# [Selected passage]
****

“A large part of the Libyan money is wasted in the form of salaries,” said economist Mohamed Kaiba. He asked to study the functional staff of the Libyan embassies and the emphasis on four years for the embassy staff without extension, during a session to discuss the economic reforms held in Misrata.
Kaiba was surprised by the issuance of publications of the Central Bank of Libya by a director of one of the departments of the bank and not the governor himself. He added that the figures of corruption in Libya were frightening. Guided by the report of the Audit Bureau last year, including 700 pages, he called to reduce public expenditure of the Libyan state. And he criticized that the management of banking system in Libya is “old fashioned mentality” regardless of the qualifications.
Kaiba called for qualitative leap in the banking system, and restore confidence between the banking system and the private sector, noting that the Libyan economy is an open economy and that 75-80% of goods in the market are imported goods from abroad.

****

# [Stored data]

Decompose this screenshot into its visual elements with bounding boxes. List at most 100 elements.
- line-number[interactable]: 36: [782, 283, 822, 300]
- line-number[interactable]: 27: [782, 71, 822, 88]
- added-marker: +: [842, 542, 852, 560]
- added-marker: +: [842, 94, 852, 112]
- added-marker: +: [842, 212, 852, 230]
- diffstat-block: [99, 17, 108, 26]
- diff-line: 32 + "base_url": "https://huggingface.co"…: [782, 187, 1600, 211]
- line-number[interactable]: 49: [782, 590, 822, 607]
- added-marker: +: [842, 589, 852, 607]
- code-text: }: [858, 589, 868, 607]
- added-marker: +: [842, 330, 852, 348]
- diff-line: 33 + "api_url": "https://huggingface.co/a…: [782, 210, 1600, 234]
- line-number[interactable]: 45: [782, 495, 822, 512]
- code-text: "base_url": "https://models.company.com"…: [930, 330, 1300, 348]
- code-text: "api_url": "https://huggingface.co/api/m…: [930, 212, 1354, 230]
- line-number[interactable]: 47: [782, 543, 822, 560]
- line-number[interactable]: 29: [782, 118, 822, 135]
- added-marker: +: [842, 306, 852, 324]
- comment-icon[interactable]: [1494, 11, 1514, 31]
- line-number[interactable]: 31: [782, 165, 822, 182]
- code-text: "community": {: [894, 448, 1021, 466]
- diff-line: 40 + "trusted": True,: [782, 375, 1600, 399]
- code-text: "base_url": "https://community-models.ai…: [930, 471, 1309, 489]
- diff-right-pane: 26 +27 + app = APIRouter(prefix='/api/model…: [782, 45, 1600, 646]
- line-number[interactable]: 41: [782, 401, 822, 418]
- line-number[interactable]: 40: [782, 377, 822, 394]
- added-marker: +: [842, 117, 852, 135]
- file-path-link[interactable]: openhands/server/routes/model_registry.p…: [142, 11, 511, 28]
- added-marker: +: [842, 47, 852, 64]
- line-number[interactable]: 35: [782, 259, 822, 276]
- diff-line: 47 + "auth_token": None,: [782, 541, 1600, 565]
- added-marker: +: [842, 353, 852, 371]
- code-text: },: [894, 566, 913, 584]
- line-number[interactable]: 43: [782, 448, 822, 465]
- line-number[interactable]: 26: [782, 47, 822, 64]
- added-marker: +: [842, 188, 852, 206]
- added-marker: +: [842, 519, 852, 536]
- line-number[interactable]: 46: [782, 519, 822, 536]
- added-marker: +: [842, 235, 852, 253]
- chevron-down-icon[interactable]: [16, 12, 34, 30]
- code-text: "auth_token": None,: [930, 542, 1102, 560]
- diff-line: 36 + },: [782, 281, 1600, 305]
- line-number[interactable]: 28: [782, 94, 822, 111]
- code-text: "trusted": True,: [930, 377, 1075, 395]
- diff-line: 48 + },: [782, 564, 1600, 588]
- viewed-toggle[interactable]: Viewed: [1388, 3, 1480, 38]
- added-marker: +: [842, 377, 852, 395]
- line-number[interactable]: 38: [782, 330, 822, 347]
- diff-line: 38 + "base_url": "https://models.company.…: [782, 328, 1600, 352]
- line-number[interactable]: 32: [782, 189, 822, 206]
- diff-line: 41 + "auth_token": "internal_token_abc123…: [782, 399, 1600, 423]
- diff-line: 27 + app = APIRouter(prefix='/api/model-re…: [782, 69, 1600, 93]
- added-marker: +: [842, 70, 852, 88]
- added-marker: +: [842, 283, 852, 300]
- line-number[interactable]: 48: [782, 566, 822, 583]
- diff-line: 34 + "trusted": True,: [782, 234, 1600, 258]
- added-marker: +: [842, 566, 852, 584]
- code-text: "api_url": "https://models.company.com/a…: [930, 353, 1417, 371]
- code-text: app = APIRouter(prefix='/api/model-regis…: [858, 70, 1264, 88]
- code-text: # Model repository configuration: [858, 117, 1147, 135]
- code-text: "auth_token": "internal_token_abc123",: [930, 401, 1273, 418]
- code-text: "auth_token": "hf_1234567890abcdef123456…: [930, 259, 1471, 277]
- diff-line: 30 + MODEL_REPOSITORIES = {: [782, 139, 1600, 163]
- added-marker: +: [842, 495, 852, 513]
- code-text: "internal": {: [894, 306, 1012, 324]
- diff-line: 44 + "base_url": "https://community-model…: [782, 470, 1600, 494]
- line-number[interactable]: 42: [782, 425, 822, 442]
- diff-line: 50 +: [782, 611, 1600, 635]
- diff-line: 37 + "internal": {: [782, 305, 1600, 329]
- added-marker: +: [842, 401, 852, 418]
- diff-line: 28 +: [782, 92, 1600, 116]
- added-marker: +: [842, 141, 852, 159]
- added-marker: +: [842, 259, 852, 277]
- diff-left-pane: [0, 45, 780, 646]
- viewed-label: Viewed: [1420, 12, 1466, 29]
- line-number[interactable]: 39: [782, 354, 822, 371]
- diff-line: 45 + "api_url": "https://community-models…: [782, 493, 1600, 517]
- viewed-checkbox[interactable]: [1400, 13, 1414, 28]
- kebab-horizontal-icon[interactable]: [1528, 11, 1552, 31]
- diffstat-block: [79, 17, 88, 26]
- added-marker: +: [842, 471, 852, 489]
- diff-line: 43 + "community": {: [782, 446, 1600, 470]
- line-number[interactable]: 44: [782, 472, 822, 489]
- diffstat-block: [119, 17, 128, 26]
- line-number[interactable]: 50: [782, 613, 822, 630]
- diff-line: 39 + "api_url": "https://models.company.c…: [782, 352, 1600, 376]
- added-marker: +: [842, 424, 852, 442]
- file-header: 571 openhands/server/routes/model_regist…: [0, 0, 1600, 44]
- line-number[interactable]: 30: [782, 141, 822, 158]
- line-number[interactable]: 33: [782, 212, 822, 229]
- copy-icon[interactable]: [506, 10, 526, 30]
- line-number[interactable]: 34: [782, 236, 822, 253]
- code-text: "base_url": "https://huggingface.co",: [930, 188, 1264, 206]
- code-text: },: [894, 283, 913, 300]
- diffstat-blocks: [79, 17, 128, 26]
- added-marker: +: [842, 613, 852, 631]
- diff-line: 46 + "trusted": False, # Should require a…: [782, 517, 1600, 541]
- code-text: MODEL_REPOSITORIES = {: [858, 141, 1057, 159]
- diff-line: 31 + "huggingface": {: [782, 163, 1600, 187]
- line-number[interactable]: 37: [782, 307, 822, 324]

****

# [Directions]
• 1. In the Kaiba article, what share of goods in the Libyan market did Kaiba say are imported from abroad?
• 2. Resume the Kaiba article, writing on from its final sentence.

# [Responses in order]
• 1. 75-80%

• 2.
He called on the private sector in Libya to return the money to the banking system, expressing his surprise at the suspension of work in the establishment of “450,000 housing units” within the development program in Libya.
Asked about the validity of a UN resolution banning the entry of hard currency into Libya, Kaiba attributed the reason for his question to the silence of the Central Bank and its refusal to clarify.
It is noteworthy that Dr. Mohammed Salem Kaiba held several positions, including the Director of the Center for Research and Consultancy at the University of Misrata, and the Undersecretary of Scientific Affairs of the Libyan Academy.